▶ **Short problem**: Repeat each entry in full, exactly.

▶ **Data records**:
★ ★ ★ ★

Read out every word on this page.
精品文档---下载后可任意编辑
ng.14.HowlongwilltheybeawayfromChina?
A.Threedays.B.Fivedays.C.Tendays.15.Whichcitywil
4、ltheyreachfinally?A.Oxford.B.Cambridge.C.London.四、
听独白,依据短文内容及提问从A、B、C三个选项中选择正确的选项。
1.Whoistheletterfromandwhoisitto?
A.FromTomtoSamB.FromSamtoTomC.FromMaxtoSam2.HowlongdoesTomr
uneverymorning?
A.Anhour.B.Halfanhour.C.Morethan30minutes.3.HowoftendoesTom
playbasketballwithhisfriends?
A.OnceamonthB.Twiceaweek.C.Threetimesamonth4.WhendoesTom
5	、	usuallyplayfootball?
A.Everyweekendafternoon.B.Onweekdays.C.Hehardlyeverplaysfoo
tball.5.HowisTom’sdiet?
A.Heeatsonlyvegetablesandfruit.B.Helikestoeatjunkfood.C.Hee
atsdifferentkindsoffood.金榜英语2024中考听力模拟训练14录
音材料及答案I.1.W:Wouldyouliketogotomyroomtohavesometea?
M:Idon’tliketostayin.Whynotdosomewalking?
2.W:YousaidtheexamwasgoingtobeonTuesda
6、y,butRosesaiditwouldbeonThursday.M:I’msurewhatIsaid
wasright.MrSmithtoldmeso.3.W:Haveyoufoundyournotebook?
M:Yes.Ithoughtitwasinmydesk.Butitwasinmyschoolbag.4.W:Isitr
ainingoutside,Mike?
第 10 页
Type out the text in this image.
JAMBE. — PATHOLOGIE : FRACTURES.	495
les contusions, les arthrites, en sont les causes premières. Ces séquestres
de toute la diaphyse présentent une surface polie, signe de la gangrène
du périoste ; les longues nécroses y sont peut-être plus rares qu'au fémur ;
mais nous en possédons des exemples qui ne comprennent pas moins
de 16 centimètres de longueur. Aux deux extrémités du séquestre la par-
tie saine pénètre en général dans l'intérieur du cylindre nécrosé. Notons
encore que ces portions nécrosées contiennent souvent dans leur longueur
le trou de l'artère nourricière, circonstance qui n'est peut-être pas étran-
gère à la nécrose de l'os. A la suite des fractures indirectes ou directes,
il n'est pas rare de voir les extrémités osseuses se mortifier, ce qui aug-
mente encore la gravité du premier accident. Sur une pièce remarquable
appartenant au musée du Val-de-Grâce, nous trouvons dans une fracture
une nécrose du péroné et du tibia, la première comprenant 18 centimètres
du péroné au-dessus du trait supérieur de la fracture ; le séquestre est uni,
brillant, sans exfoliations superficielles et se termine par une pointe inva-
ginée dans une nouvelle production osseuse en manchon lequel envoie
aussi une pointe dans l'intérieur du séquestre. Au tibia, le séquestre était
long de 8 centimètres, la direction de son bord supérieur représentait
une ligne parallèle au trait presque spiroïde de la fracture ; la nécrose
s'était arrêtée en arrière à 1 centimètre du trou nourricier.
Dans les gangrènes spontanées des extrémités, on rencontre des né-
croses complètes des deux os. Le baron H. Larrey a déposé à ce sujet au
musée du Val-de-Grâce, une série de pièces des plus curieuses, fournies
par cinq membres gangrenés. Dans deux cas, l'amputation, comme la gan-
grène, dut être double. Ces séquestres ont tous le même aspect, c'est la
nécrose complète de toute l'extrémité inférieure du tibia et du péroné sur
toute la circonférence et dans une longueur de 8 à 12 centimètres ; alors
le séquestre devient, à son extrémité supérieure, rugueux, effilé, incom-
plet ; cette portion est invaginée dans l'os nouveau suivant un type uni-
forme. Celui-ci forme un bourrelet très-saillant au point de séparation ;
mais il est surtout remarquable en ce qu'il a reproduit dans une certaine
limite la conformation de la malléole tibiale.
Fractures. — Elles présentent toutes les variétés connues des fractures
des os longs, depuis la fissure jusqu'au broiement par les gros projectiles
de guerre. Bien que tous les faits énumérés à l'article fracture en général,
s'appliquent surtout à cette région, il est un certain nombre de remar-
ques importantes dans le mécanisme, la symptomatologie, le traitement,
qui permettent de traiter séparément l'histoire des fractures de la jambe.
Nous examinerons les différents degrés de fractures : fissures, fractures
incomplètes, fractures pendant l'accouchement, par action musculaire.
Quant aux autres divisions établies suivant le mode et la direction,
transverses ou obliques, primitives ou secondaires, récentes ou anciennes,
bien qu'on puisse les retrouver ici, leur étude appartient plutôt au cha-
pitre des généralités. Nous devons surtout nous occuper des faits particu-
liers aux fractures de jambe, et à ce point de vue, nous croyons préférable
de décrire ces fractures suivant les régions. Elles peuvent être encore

★ ★ ★ ★

▶ **The reply**:
Read out every word on this page.
精品文档---下载后可任意编辑
ng.14.HowlongwilltheybeawayfromChina?
A.Threedays.B.Fivedays.C.Tendays.15.Whichcitywil
4、ltheyreachfinally?A.Oxford.B.Cambridge.C.London.四、
听独白,依据短文内容及提问从A、B、C三个选项中选择正确的选项。
1.Whoistheletterfromandwhoisitto?
A.FromTomtoSamB.FromSamtoTomC.FromMaxtoSam2.HowlongdoesTomr
uneverymorning?
A.Anhour.B.Halfanhour.C.Morethan30minutes.3.HowoftendoesTom
playbasketballwithhisfriends?
A.OnceamonthB.Twiceaweek.C.Threetimesamonth4.WhendoesTom
5	、	usuallyplayfootball?
A.Everyweekendafternoon.B.Onweekdays.C.Hehardlyeverplaysfoo
tball.5.HowisTom’sdiet?
A.Heeatsonlyvegetablesandfruit.B.Helikestoeatjunkfood.C.Hee
atsdifferentkindsoffood.金榜英语2024中考听力模拟训练14录
音材料及答案I.1.W:Wouldyouliketogotomyroomtohavesometea?
M:Idon’tliketostayin.Whynotdosomewalking?
2.W:YousaidtheexamwasgoingtobeonTuesda
6、y,butRosesaiditwouldbeonThursday.M:I’msurewhatIsaid
wasright.MrSmithtoldmeso.3.W:Haveyoufoundyournotebook?
M:Yes.Ithoughtitwasinmydesk.Butitwasinmyschoolbag.4.W:Isitr
ainingoutside,Mike?
第 10 页
Type out the text in this image.
JAMBE. — PATHOLOGIE : FRACTURES.	495
les contusions, les arthrites, en sont les causes premières. Ces séquestres
de toute la diaphyse présentent une surface polie, signe de la gangrène
du périoste ; les longues nécroses y sont peut-être plus rares qu'au fémur ;
mais nous en possédons des exemples qui ne comprennent pas moins
de 16 centimètres de longueur. Aux deux extrémités du séquestre la par-
tie saine pénètre en général dans l'intérieur du cylindre nécrosé. Notons
encore que ces portions nécrosées contiennent souvent dans leur longueur
le trou de l'artère nourricière, circonstance qui n'est peut-être pas étran-
gère à la nécrose de l'os. A la suite des fractures indirectes ou directes,
il n'est pas rare de voir les extrémités osseuses se mortifier, ce qui aug-
mente encore la gravité du premier accident. Sur une pièce remarquable
appartenant au musée du Val-de-Grâce, nous trouvons dans une fracture
une nécrose du péroné et du tibia, la première comprenant 18 centimètres
du péroné au-dessus du trait supérieur de la fracture ; le séquestre est uni,
brillant, sans exfoliations superficielles et se termine par une pointe inva-
ginée dans une nouvelle production osseuse en manchon lequel envoie
aussi une pointe dans l'intérieur du séquestre. Au tibia, le séquestre était
long de 8 centimètres, la direction de son bord supérieur représentait
une ligne parallèle au trait presque spiroïde de la fracture ; la nécrose
s'était arrêtée en arrière à 1 centimètre du trou nourricier.
Dans les gangrènes spontanées des extrémités, on rencontre des né-
croses complètes des deux os. Le baron H. Larrey a déposé à ce sujet au
musée du Val-de-Grâce, une série de pièces des plus curieuses, fournies
par cinq membres gangrenés. Dans deux cas, l'amputation, comme la gan-
grène, dut être double. Ces séquestres ont tous le même aspect, c'est la
nécrose complète de toute l'extrémité inférieure du tibia et du péroné sur
toute la circonférence et dans une longueur de 8 à 12 centimètres ; alors
le séquestre devient, à son extrémité supérieure, rugueux, effilé, incom-
plet ; cette portion est invaginée dans l'os nouveau suivant un type uni-
forme. Celui-ci forme un bourrelet très-saillant au point de séparation ;
mais il est surtout remarquable en ce qu'il a reproduit dans une certaine
limite la conformation de la malléole tibiale.
Fractures. — Elles présentent toutes les variétés connues des fractures
des os longs, depuis la fissure jusqu'au broiement par les gros projectiles
de guerre. Bien que tous les faits énumérés à l'article fracture en général,
s'appliquent surtout à cette région, il est un certain nombre de remar-
ques importantes dans le mécanisme, la symptomatologie, le traitement,
qui permettent de traiter séparément l'histoire des fractures de la jambe.
Nous examinerons les différents degrés de fractures : fissures, fractures
incomplètes, fractures pendant l'accouchement, par action musculaire.
Quant aux autres divisions établies suivant le mode et la direction,
transverses ou obliques, primitives ou secondaires, récentes ou anciennes,
bien qu'on puisse les retrouver ici, leur étude appartient plutôt au cha-
pitre des généralités. Nous devons surtout nous occuper des faits particu-
liers aux fractures de jambe, et à ce point de vue, nous croyons préférable
de décrire ces fractures suivant les régions. Elles peuvent être encore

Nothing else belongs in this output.